_GIVEN REQUEST_. Pull every "Projector" line out of the data below.

---+---

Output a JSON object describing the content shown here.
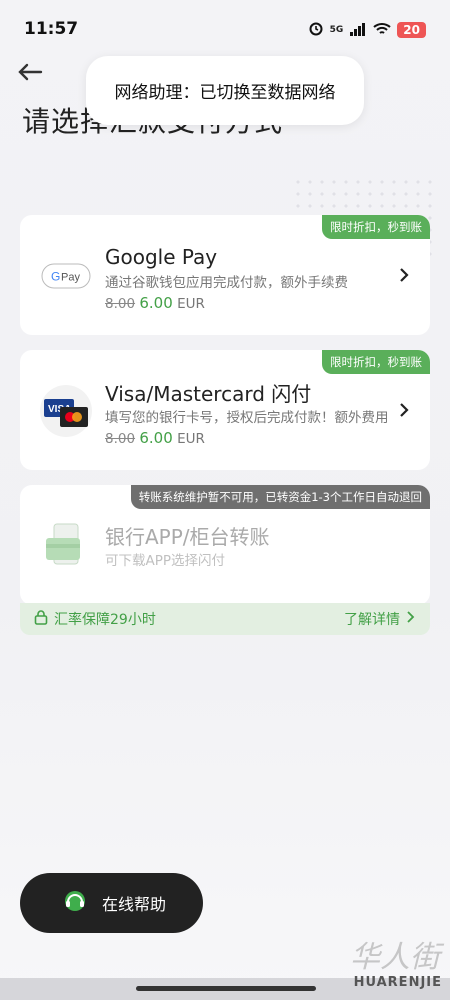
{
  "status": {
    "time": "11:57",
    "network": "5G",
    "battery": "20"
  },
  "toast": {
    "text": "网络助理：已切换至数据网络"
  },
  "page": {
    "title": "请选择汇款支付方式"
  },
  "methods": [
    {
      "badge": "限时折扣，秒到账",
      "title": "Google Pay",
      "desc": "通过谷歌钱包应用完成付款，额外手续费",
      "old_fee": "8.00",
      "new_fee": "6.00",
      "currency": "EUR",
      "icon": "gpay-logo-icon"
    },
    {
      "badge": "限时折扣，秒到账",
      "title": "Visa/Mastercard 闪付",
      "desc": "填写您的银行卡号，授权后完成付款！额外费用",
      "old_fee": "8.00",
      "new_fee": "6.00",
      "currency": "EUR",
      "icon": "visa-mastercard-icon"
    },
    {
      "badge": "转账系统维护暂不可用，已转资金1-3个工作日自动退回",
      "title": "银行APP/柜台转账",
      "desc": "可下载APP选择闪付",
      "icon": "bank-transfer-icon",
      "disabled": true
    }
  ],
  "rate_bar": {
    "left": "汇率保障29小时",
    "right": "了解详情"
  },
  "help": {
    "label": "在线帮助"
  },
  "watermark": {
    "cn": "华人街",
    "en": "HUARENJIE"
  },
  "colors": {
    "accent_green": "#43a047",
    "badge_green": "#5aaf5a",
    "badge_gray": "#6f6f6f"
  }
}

---+---

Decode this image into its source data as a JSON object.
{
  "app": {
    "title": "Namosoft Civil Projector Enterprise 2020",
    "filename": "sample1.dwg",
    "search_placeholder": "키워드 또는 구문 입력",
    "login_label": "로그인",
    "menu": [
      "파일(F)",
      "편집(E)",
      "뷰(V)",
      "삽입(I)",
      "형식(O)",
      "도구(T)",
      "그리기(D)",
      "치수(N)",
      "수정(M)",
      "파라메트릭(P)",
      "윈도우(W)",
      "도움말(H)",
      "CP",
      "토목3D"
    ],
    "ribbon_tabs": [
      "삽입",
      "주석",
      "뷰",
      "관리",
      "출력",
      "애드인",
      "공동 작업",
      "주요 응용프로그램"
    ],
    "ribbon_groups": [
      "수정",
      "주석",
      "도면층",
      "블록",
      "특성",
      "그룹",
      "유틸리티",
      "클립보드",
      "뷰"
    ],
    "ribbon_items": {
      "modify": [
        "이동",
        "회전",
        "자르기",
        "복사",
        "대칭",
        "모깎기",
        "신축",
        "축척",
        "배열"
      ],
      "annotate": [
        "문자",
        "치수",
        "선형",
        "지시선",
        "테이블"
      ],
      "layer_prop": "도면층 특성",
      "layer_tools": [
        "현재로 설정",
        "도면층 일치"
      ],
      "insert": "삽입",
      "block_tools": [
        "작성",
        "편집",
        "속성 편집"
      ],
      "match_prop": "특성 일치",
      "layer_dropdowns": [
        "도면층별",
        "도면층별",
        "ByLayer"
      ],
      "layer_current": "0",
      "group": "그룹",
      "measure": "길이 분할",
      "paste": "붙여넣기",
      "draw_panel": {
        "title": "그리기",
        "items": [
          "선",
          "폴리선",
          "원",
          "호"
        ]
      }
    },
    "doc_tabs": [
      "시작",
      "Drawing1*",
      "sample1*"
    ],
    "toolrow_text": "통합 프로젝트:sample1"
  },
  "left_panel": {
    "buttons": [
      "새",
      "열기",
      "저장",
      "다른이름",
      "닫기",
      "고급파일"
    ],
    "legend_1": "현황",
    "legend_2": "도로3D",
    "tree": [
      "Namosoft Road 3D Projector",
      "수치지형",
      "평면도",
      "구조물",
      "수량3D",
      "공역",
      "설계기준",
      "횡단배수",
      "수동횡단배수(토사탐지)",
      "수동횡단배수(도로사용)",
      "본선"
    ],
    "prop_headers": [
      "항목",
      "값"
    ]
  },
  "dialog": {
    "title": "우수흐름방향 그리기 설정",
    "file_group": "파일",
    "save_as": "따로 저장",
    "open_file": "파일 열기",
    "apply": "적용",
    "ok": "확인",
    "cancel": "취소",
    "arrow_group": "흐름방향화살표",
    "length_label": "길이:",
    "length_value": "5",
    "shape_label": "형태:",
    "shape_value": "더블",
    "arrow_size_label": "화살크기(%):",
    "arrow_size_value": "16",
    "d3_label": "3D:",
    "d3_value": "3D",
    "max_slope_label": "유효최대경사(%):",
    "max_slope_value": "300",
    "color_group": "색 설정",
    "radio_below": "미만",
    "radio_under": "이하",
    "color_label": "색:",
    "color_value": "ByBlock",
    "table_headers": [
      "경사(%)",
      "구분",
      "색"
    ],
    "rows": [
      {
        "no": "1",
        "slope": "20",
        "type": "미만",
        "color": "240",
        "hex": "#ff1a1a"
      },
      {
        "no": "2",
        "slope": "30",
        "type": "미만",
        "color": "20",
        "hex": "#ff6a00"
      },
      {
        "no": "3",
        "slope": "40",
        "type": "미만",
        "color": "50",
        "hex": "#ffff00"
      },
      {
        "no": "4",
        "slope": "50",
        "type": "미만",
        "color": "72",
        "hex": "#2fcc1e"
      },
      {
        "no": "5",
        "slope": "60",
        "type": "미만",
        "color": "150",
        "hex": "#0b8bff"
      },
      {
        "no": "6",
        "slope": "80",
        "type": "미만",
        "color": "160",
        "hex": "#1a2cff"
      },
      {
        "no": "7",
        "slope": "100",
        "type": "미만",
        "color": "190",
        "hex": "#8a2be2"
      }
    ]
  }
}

---+---

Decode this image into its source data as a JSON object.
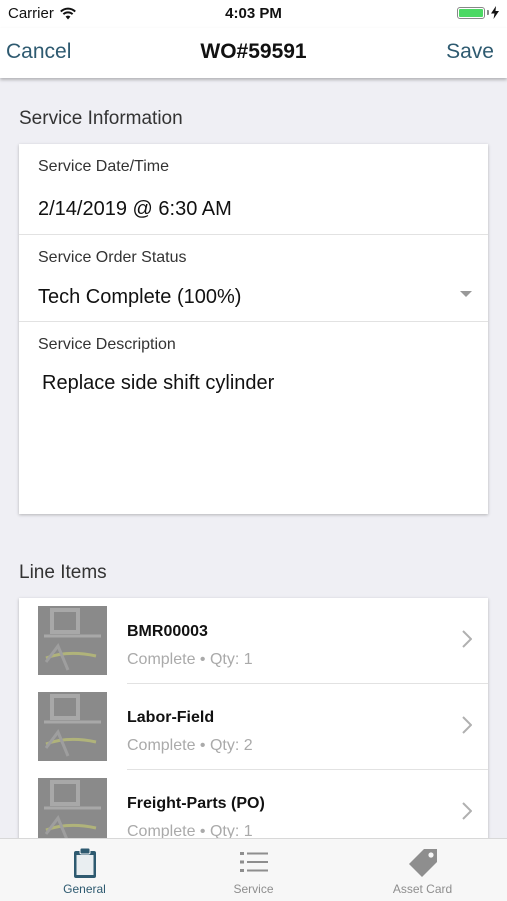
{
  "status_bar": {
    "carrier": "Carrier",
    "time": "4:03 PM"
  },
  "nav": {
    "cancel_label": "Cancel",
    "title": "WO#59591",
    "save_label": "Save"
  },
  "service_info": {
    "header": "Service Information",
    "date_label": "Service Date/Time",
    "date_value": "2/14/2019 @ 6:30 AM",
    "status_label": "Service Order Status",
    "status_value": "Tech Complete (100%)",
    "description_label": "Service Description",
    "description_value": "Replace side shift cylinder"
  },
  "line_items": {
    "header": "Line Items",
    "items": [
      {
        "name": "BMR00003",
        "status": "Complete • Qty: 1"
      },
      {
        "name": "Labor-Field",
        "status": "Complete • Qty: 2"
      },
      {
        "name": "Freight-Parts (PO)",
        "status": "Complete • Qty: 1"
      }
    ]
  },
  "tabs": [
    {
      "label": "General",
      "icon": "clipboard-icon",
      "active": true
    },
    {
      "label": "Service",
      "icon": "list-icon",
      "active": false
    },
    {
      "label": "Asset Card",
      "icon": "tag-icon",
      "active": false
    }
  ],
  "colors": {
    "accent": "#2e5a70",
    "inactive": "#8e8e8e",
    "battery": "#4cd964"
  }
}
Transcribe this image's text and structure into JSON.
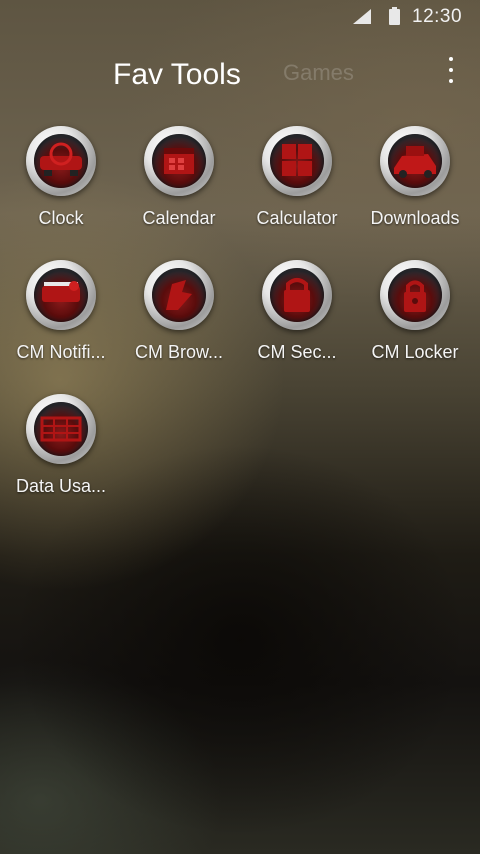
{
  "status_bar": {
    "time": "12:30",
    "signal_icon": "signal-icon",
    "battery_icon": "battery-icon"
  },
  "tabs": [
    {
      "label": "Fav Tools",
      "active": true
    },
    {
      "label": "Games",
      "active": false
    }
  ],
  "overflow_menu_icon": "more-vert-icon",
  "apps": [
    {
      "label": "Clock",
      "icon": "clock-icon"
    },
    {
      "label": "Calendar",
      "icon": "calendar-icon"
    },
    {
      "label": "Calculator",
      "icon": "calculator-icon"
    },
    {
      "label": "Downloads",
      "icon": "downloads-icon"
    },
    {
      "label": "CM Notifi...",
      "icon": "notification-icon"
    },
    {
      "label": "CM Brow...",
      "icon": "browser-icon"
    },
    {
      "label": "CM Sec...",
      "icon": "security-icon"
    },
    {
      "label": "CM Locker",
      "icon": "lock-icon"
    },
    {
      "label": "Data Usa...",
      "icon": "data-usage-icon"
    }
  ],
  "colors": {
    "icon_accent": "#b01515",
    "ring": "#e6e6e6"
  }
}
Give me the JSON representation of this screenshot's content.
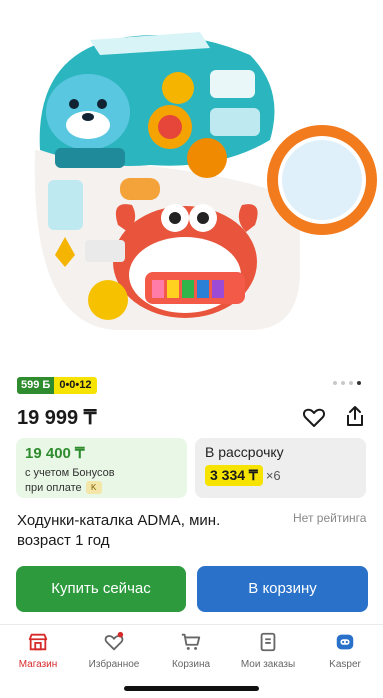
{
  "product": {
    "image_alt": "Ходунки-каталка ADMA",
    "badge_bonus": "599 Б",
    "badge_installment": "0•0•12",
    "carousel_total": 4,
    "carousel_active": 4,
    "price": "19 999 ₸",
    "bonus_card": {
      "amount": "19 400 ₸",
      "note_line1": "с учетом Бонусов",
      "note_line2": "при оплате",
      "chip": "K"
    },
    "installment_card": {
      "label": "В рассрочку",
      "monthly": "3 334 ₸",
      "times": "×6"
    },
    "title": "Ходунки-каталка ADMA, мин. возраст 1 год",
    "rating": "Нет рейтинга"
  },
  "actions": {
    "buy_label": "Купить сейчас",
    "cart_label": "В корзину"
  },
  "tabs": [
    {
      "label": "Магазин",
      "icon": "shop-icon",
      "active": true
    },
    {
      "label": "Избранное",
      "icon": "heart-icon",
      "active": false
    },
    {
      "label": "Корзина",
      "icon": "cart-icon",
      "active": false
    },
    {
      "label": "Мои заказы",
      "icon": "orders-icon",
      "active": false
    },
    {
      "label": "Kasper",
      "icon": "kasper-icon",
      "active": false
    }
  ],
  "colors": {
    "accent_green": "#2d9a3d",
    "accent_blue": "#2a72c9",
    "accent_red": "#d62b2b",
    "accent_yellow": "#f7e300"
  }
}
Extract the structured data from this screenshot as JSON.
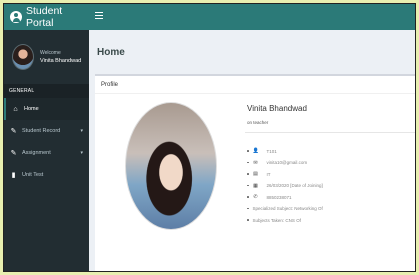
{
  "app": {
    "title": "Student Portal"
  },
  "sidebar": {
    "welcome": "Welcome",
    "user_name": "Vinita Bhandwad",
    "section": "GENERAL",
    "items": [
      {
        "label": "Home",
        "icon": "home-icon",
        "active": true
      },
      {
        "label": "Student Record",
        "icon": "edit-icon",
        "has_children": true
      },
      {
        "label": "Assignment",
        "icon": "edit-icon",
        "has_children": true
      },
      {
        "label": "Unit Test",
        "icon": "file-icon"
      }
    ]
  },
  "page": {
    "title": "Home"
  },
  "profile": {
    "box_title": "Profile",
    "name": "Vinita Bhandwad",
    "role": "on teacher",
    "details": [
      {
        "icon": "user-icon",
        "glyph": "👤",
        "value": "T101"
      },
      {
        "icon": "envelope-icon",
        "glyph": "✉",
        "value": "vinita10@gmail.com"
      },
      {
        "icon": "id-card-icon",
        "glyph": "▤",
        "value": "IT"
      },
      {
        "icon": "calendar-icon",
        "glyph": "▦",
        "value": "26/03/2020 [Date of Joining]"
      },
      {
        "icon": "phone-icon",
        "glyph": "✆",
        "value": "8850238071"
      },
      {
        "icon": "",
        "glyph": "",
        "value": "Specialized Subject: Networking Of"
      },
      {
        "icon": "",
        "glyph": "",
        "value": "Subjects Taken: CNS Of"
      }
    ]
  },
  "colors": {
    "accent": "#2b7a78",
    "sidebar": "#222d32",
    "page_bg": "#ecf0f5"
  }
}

---+---

_ANSWER TO THE PROBLEM_.
    "title": "Namosoft Civil Projector Enterprise 2020",
      "Namosoft Road 3D Projector",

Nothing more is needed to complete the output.